Exercise brief: Pull each line containing "CERES" out of the data and copy it.

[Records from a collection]

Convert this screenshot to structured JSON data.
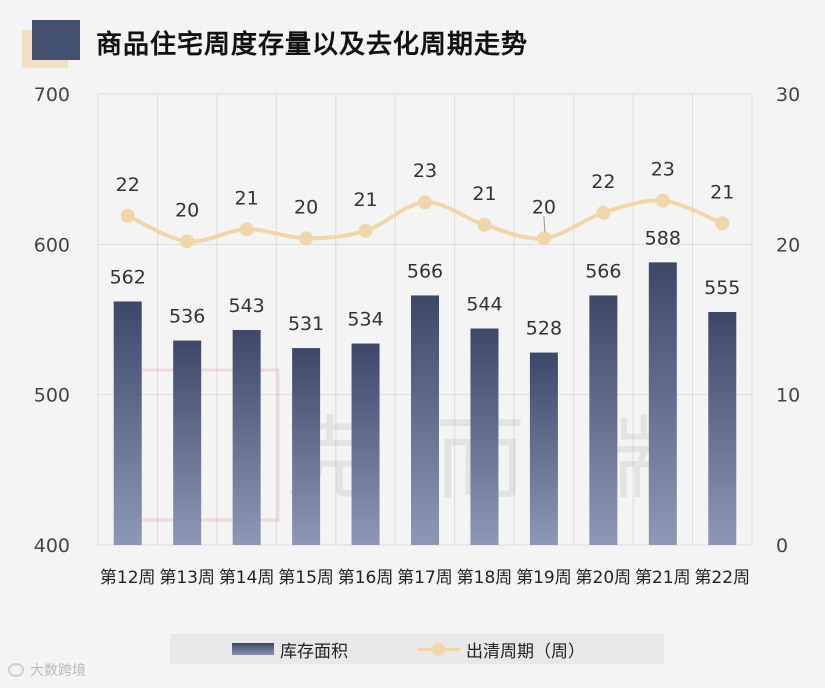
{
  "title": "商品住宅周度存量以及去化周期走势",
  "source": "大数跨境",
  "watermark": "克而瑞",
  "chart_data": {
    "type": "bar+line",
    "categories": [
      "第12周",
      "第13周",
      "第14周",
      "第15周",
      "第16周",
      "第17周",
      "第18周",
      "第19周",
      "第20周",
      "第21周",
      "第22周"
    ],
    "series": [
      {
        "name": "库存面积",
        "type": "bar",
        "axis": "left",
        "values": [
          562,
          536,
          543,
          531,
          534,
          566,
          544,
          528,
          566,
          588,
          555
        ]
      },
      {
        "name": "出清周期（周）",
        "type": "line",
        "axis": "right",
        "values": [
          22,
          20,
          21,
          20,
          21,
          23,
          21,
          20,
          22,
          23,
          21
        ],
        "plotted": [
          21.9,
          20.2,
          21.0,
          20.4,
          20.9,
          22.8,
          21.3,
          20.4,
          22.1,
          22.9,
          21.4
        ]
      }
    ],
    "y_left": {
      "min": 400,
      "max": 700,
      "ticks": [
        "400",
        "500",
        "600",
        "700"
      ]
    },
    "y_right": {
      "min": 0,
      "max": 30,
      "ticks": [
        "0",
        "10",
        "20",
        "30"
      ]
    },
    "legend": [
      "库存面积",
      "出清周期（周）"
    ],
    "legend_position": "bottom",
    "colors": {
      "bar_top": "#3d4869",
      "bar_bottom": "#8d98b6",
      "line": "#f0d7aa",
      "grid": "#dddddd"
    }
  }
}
...
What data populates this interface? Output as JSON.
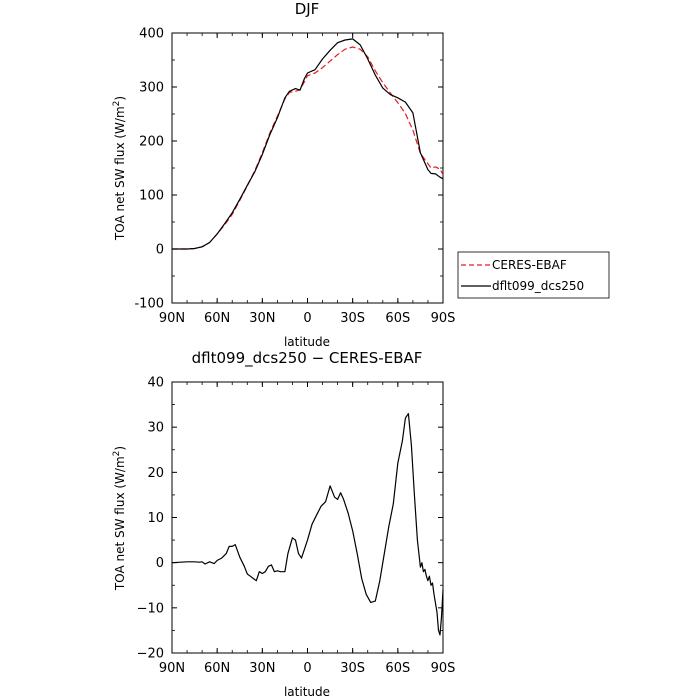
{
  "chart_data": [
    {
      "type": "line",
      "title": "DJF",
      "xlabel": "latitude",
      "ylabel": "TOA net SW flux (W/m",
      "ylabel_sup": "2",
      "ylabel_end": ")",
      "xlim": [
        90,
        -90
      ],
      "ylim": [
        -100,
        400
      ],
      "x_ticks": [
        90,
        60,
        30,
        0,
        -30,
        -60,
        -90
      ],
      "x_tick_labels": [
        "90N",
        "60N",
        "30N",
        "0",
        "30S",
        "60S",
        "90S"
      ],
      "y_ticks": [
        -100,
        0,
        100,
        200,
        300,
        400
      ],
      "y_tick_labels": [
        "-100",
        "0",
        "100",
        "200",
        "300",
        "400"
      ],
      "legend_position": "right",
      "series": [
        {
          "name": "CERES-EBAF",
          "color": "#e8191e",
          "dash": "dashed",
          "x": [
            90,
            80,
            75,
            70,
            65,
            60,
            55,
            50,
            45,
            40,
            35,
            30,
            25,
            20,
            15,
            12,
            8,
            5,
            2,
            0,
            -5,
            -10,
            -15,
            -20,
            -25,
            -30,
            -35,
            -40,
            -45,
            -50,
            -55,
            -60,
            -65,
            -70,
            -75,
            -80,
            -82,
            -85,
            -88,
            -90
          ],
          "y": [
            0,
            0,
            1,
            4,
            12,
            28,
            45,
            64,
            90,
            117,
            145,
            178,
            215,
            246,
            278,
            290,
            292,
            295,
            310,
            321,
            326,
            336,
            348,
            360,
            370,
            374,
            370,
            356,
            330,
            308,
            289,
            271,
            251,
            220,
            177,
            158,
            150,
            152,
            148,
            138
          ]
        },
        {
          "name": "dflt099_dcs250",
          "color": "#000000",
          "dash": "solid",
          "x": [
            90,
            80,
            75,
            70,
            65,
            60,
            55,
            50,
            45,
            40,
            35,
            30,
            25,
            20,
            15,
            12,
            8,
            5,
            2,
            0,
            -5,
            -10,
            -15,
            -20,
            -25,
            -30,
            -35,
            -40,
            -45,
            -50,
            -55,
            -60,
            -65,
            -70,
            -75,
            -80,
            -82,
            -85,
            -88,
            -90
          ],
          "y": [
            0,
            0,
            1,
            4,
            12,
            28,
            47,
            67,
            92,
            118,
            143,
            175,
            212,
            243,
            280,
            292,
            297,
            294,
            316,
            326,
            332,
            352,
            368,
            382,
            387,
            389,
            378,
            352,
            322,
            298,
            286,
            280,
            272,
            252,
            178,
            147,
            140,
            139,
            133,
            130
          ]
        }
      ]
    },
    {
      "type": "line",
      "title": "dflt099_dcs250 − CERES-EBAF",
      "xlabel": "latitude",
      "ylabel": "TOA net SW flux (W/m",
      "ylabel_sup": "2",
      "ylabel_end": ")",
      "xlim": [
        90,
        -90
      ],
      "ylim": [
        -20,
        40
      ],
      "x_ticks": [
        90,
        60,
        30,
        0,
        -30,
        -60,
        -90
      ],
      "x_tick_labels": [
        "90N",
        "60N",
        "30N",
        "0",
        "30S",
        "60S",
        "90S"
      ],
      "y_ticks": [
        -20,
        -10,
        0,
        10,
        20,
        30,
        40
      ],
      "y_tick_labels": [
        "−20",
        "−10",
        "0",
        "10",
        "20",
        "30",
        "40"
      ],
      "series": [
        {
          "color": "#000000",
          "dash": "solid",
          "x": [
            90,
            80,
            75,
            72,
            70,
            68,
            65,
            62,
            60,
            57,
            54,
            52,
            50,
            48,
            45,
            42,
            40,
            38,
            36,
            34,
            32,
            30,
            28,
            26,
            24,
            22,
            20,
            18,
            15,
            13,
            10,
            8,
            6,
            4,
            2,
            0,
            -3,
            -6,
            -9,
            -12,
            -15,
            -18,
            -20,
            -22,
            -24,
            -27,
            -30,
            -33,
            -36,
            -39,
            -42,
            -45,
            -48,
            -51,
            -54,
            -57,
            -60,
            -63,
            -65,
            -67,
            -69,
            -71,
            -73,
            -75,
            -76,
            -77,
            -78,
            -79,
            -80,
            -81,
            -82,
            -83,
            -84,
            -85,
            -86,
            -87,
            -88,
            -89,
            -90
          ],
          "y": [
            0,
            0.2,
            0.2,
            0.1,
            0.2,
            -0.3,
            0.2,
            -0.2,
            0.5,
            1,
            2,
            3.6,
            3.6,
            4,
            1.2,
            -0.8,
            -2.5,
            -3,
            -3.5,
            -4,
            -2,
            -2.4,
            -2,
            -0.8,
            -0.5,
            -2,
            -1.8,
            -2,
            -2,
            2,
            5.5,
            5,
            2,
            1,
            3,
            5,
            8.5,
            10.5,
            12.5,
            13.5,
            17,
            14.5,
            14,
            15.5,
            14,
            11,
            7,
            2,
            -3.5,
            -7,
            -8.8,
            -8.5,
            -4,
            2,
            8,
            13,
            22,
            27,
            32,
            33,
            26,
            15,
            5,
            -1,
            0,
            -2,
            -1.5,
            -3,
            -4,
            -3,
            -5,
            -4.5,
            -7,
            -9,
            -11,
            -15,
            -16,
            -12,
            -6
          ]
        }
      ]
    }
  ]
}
---
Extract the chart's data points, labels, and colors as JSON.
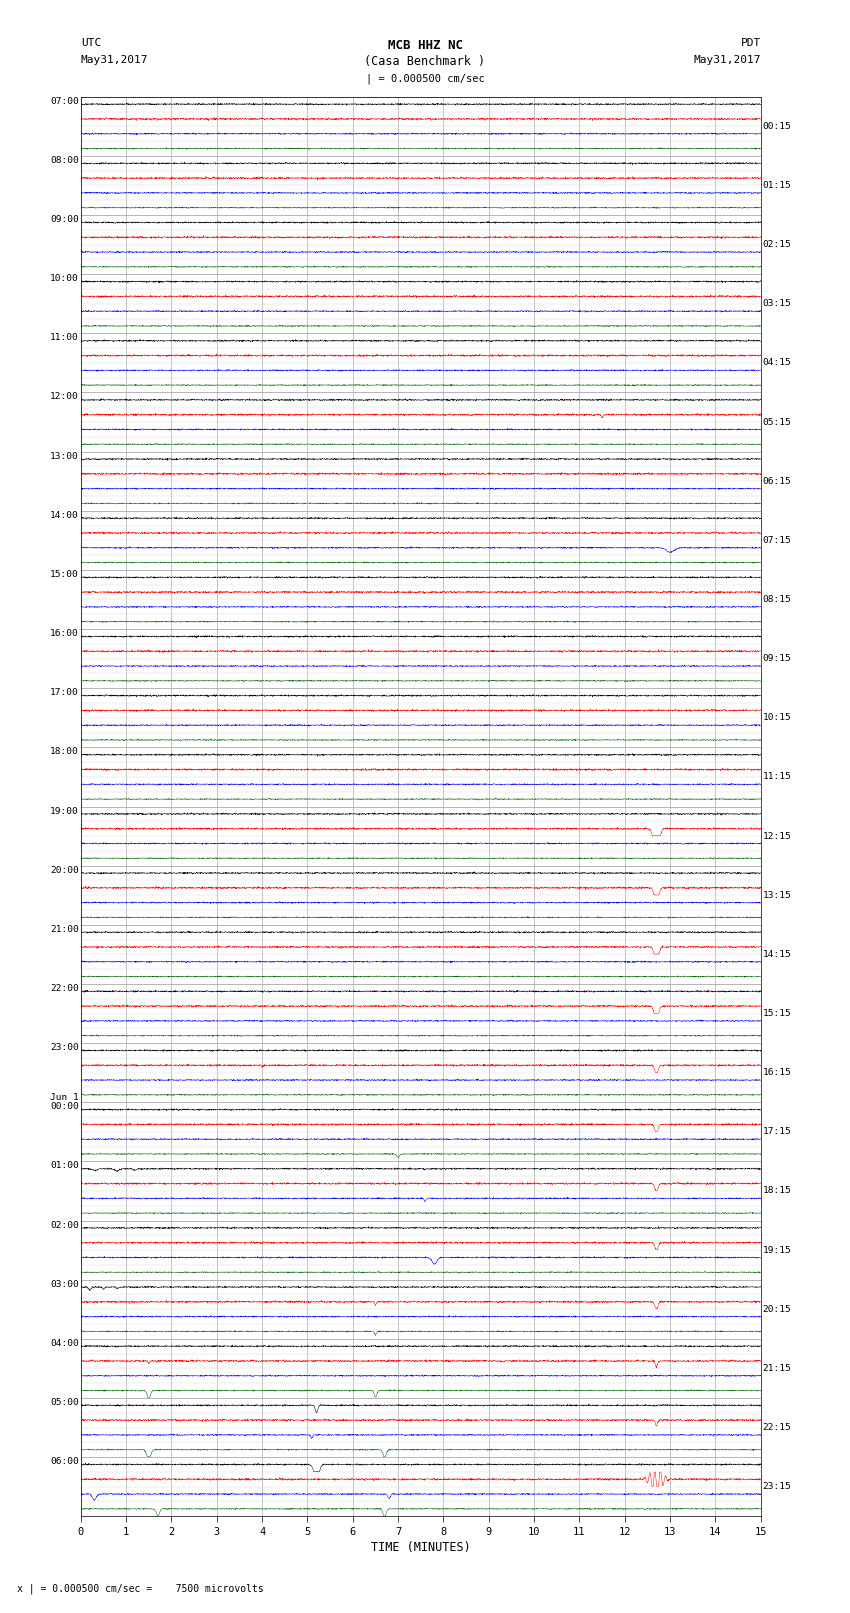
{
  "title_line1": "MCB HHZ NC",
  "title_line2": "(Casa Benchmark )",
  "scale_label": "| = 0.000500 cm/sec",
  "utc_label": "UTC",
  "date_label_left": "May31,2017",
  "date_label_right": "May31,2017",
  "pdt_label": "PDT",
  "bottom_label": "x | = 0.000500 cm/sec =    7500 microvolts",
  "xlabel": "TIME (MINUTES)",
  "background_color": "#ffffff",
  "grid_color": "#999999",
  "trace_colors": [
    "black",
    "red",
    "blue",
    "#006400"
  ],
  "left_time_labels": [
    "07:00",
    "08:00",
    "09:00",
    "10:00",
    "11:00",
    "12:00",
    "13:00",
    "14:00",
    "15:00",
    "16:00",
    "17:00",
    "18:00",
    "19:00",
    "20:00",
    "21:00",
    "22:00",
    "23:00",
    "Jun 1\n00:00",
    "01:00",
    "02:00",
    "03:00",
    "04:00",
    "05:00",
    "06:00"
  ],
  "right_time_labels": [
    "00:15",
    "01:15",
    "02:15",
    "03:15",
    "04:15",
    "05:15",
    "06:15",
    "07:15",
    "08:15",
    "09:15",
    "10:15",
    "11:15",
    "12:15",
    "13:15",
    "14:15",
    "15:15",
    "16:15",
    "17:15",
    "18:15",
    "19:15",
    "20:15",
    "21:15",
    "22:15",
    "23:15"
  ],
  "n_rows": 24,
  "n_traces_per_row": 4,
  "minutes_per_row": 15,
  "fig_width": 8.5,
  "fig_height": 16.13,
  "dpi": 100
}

The solution:
          "name": "CERES-EBAF",
      "title": "dflt099_dcs250 − CERES-EBAF",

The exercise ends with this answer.